**Problem details:**
Retype the material in full, keeping every word the same.

Dataset entries
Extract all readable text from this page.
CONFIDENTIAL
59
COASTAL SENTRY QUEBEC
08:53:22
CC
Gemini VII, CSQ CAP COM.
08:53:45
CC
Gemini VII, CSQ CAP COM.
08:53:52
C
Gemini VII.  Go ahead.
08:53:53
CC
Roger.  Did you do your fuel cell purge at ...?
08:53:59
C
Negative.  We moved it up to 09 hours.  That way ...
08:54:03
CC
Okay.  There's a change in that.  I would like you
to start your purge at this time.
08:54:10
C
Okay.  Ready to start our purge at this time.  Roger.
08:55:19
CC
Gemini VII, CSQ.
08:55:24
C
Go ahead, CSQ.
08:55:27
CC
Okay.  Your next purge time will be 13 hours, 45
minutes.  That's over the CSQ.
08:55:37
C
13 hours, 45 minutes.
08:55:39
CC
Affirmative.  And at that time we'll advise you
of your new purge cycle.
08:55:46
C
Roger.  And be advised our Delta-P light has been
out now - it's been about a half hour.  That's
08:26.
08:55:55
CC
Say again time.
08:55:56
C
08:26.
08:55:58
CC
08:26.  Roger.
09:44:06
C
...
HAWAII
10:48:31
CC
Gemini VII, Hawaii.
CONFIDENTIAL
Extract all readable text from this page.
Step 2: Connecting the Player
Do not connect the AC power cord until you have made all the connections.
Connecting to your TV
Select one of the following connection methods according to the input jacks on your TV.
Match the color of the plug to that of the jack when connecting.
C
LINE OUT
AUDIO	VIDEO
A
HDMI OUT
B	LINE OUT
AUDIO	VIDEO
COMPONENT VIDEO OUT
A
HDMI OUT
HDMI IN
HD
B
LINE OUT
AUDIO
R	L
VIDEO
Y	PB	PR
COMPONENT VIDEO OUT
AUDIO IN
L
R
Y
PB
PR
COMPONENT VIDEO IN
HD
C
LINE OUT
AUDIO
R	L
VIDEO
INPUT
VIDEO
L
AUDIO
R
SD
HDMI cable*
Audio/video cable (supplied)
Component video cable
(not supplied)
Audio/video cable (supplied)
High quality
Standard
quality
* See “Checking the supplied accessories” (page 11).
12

**Completed exercise:**
Extract all readable text from this page.
CONFIDENTIAL
59
COASTAL SENTRY QUEBEC
08:53:22
CC
Gemini VII, CSQ CAP COM.
08:53:45
CC
Gemini VII, CSQ CAP COM.
08:53:52
C
Gemini VII.  Go ahead.
08:53:53
CC
Roger.  Did you do your fuel cell purge at ...?
08:53:59
C
Negative.  We moved it up to 09 hours.  That way ...
08:54:03
CC
Okay.  There's a change in that.  I would like you
to start your purge at this time.
08:54:10
C
Okay.  Ready to start our purge at this time.  Roger.
08:55:19
CC
Gemini VII, CSQ.
08:55:24
C
Go ahead, CSQ.
08:55:27
CC
Okay.  Your next purge time will be 13 hours, 45
minutes.  That's over the CSQ.
08:55:37
C
13 hours, 45 minutes.
08:55:39
CC
Affirmative.  And at that time we'll advise you
of your new purge cycle.
08:55:46
C
Roger.  And be advised our Delta-P light has been
out now - it's been about a half hour.  That's
08:26.
08:55:55
CC
Say again time.
08:55:56
C
08:26.
08:55:58
CC
08:26.  Roger.
09:44:06
C
...
HAWAII
10:48:31
CC
Gemini VII, Hawaii.
CONFIDENTIAL
Extract all readable text from this page.
Step 2: Connecting the Player
Do not connect the AC power cord until you have made all the connections.
Connecting to your TV
Select one of the following connection methods according to the input jacks on your TV.
Match the color of the plug to that of the jack when connecting.
C
LINE OUT
AUDIO	VIDEO
A
HDMI OUT
B	LINE OUT
AUDIO	VIDEO
COMPONENT VIDEO OUT
A
HDMI OUT
HDMI IN
HD
B
LINE OUT
AUDIO
R	L
VIDEO
Y	PB	PR
COMPONENT VIDEO OUT
AUDIO IN
L
R
Y
PB
PR
COMPONENT VIDEO IN
HD
C
LINE OUT
AUDIO
R	L
VIDEO
INPUT
VIDEO
L
AUDIO
R
SD
HDMI cable*
Audio/video cable (supplied)
Component video cable
(not supplied)
Audio/video cable (supplied)
High quality
Standard
quality
* See “Checking the supplied accessories” (page 11).
12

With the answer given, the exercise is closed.